Return all lines that include the string "provided".

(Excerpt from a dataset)
────

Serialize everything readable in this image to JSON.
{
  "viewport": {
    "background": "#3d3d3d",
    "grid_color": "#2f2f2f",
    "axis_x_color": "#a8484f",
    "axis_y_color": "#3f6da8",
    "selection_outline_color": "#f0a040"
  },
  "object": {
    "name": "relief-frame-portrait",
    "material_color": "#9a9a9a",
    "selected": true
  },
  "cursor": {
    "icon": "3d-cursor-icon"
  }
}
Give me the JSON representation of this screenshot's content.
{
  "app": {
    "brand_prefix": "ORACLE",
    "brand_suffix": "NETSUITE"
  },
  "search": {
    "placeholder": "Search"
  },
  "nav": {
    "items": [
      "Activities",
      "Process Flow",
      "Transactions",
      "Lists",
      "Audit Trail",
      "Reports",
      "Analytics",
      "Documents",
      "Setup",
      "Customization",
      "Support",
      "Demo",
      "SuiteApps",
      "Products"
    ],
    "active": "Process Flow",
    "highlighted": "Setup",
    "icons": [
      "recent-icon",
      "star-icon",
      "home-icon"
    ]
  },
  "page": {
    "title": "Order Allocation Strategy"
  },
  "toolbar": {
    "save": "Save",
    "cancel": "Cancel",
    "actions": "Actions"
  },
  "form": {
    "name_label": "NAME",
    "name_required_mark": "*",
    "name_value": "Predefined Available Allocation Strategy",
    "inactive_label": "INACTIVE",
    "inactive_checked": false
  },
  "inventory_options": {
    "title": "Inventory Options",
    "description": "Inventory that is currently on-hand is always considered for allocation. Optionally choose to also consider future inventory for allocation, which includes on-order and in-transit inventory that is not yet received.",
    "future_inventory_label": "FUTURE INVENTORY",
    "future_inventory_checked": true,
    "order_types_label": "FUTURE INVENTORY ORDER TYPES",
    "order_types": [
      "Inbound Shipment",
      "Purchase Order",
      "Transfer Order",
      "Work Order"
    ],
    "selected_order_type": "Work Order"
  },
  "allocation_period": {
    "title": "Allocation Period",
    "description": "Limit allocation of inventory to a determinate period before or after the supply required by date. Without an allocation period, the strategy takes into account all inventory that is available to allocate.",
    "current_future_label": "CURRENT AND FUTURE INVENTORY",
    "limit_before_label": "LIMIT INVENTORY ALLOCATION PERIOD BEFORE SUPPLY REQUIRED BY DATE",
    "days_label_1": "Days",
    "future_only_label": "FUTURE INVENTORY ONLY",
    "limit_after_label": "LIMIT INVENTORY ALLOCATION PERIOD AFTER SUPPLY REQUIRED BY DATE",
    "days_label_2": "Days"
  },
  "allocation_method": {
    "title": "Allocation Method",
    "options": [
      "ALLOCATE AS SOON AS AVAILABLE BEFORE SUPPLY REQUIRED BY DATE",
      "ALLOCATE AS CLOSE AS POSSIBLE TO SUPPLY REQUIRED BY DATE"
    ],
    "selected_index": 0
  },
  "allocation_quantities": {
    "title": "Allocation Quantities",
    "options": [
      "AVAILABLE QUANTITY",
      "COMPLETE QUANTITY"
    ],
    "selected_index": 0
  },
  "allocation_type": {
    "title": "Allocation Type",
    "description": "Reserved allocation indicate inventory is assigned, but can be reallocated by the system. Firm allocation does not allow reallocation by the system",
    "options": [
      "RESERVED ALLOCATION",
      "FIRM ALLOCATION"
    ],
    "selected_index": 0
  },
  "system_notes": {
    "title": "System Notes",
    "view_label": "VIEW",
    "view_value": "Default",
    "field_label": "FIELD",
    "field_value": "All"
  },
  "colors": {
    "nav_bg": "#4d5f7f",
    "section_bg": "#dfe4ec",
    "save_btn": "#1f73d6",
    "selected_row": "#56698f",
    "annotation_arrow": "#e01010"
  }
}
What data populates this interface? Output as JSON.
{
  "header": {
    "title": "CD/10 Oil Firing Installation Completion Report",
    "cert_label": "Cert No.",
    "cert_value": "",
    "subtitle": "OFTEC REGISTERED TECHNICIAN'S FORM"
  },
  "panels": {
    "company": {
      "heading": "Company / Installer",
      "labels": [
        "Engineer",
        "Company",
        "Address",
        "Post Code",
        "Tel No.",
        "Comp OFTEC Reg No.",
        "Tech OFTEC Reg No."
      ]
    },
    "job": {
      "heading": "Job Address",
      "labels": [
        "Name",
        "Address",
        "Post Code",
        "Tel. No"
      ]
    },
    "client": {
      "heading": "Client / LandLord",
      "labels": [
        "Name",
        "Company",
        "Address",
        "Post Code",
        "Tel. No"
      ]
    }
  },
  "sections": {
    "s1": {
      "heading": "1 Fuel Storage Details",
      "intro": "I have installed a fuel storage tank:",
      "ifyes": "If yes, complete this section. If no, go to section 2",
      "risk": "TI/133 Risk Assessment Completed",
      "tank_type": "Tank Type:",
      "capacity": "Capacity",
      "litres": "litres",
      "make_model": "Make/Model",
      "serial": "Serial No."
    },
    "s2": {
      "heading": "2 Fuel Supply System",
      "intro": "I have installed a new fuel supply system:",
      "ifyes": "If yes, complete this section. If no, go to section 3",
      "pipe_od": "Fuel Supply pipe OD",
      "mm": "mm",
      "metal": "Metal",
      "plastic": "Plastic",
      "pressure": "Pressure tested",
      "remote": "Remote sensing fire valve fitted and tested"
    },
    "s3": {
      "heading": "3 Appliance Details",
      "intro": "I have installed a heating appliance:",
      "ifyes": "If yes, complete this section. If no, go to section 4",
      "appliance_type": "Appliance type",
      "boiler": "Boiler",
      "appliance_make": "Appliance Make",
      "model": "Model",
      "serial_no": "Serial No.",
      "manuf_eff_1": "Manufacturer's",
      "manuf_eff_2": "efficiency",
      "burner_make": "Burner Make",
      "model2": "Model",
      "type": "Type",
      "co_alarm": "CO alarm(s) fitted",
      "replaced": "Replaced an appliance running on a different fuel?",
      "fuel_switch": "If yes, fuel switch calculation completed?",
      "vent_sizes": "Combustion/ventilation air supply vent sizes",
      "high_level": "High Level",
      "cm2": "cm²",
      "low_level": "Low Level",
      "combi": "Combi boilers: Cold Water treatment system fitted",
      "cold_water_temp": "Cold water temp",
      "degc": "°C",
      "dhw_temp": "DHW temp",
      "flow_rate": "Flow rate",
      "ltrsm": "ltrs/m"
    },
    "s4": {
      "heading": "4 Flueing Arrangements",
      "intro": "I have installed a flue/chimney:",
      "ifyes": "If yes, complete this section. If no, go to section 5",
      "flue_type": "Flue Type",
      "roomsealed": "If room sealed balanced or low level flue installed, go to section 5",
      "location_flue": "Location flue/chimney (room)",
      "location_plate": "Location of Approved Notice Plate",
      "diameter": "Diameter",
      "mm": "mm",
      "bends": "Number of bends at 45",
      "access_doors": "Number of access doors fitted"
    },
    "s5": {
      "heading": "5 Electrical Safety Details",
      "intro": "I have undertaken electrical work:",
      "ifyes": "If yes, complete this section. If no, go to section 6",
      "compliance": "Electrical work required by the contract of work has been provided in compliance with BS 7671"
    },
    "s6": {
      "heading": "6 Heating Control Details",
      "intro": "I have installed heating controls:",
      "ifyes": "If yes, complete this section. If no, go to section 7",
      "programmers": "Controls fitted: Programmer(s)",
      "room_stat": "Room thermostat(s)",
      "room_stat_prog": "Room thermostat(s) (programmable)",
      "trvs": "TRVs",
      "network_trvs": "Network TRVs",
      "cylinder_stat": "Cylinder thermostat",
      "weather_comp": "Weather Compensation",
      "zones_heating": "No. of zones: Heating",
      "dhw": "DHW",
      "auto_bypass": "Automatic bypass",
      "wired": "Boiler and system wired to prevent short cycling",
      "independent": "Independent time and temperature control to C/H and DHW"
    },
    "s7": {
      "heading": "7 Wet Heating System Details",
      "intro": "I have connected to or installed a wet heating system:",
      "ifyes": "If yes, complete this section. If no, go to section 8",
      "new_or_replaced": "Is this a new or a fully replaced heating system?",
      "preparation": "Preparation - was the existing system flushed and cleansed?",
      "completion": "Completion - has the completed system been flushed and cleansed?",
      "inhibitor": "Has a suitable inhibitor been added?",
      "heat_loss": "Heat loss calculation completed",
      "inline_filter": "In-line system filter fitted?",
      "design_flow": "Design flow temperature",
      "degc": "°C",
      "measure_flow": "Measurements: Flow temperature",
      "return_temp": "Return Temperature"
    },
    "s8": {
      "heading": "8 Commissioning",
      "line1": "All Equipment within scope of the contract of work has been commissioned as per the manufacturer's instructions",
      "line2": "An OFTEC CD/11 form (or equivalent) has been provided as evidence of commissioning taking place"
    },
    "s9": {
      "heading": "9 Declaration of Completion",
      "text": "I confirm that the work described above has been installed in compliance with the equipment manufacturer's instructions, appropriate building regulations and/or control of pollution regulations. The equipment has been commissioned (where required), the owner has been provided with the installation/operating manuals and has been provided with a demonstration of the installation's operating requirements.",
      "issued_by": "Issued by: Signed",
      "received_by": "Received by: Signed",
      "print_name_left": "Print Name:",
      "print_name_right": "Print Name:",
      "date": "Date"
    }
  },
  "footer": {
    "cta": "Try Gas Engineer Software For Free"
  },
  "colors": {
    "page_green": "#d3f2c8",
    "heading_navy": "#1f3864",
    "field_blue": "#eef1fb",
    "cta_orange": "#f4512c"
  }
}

────

■ Full output
      "compliance": "Electrical work required by the contract of work has been provided in compliance with BS 7671"
      "line2": "An OFTEC CD/11 form (or equivalent) has been provided as evidence of commissioning taking place"
      "text": "I confirm that the work described above has been installed in compliance with the equipment manufacturer's instructions, appropriate building regulations and/or control of pollution regulations. The equipment has been commissioned (where required), the owner has been provided with the installation/operating manuals and has been provided with a demonstration of the installation's operating requirements.",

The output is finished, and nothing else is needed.